Required work. Find each line with the string "Password" and copy it.

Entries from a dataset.
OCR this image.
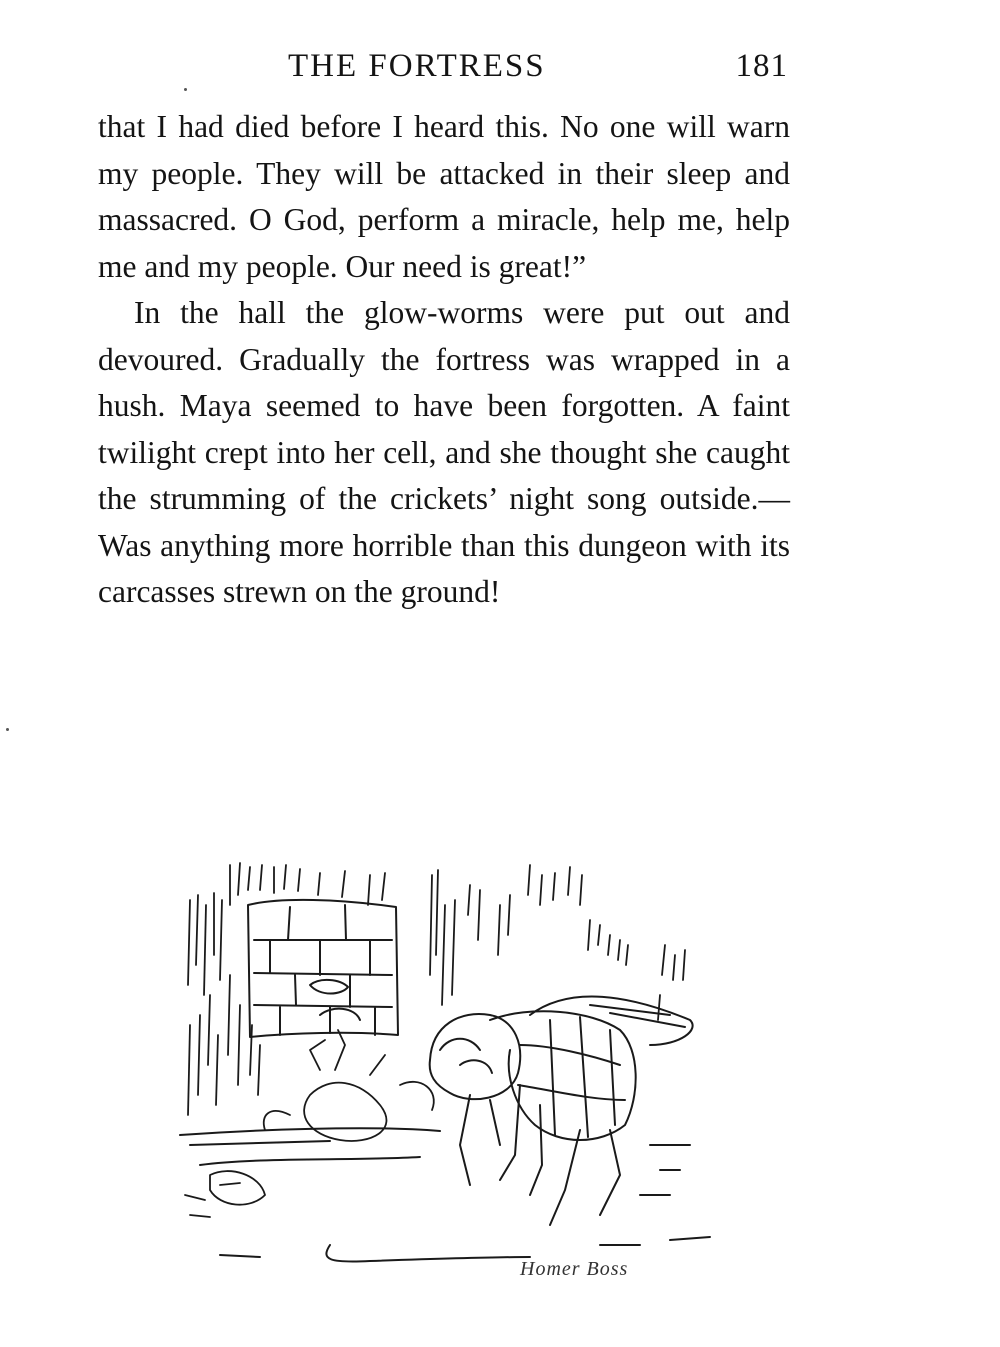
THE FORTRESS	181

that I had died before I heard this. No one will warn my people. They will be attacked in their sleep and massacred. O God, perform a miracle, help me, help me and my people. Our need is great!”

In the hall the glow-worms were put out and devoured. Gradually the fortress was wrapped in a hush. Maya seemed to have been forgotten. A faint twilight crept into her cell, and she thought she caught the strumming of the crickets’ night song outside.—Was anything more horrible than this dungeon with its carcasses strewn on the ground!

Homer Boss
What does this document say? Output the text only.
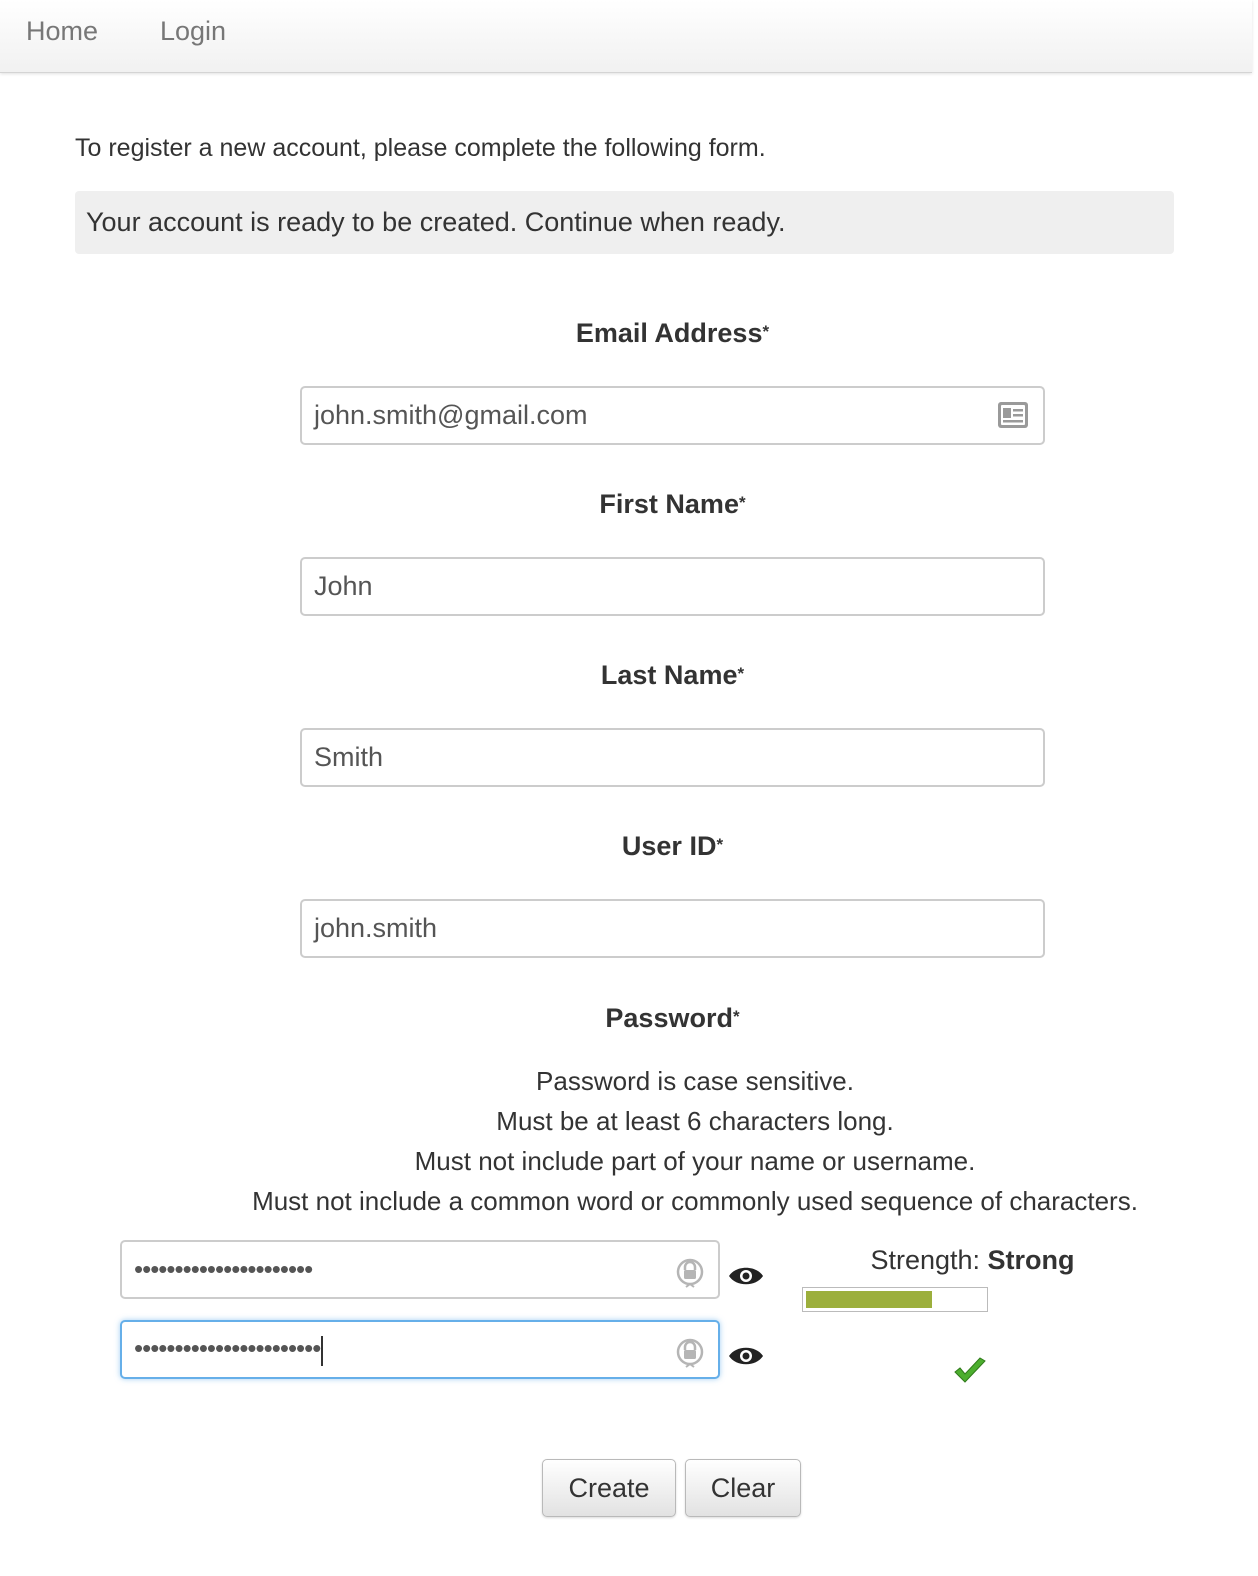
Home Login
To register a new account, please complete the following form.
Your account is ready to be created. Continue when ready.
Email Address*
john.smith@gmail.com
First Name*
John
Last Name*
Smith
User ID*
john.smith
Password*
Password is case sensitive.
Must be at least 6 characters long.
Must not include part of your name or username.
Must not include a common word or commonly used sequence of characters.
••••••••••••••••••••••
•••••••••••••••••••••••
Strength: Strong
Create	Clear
--
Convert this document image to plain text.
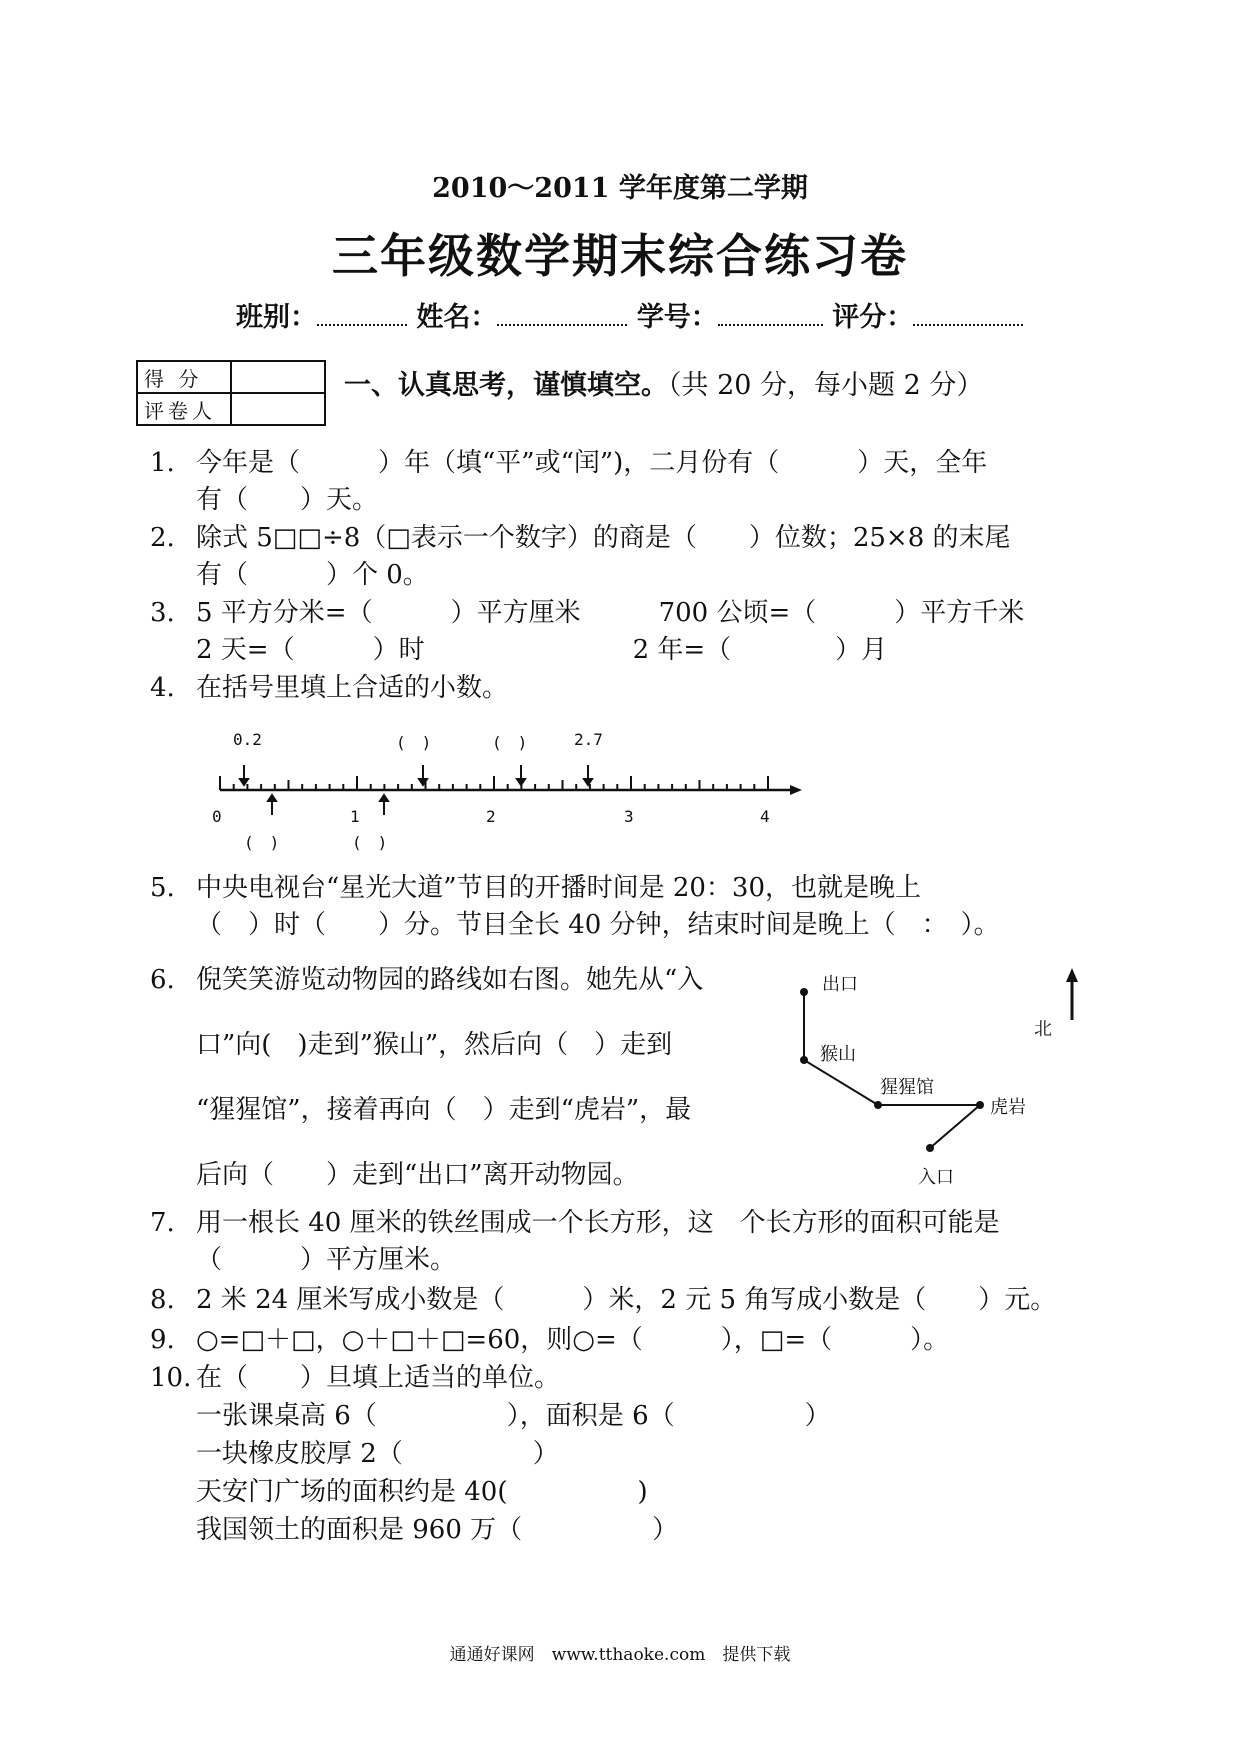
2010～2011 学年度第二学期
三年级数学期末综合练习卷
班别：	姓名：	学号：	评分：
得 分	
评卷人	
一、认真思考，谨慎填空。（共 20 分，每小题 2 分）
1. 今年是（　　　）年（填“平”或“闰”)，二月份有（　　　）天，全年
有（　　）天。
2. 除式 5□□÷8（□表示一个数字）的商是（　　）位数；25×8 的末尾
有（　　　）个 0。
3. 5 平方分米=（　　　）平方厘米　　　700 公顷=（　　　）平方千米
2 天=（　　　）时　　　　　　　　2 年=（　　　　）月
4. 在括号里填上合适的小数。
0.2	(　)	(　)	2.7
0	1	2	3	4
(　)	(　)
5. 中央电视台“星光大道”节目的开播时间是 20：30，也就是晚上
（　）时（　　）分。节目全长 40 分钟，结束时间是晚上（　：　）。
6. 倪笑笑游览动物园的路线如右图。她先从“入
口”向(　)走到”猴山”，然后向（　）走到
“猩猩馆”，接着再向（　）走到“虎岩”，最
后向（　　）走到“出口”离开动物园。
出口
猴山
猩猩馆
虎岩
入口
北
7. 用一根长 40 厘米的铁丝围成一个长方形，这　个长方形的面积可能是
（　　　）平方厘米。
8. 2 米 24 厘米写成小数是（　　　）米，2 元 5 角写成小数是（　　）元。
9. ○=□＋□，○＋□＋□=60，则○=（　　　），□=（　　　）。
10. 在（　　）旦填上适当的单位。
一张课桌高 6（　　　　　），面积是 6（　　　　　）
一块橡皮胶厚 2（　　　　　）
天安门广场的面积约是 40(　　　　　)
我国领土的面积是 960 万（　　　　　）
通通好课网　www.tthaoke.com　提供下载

Written response.
Password*
Password is case sensitive.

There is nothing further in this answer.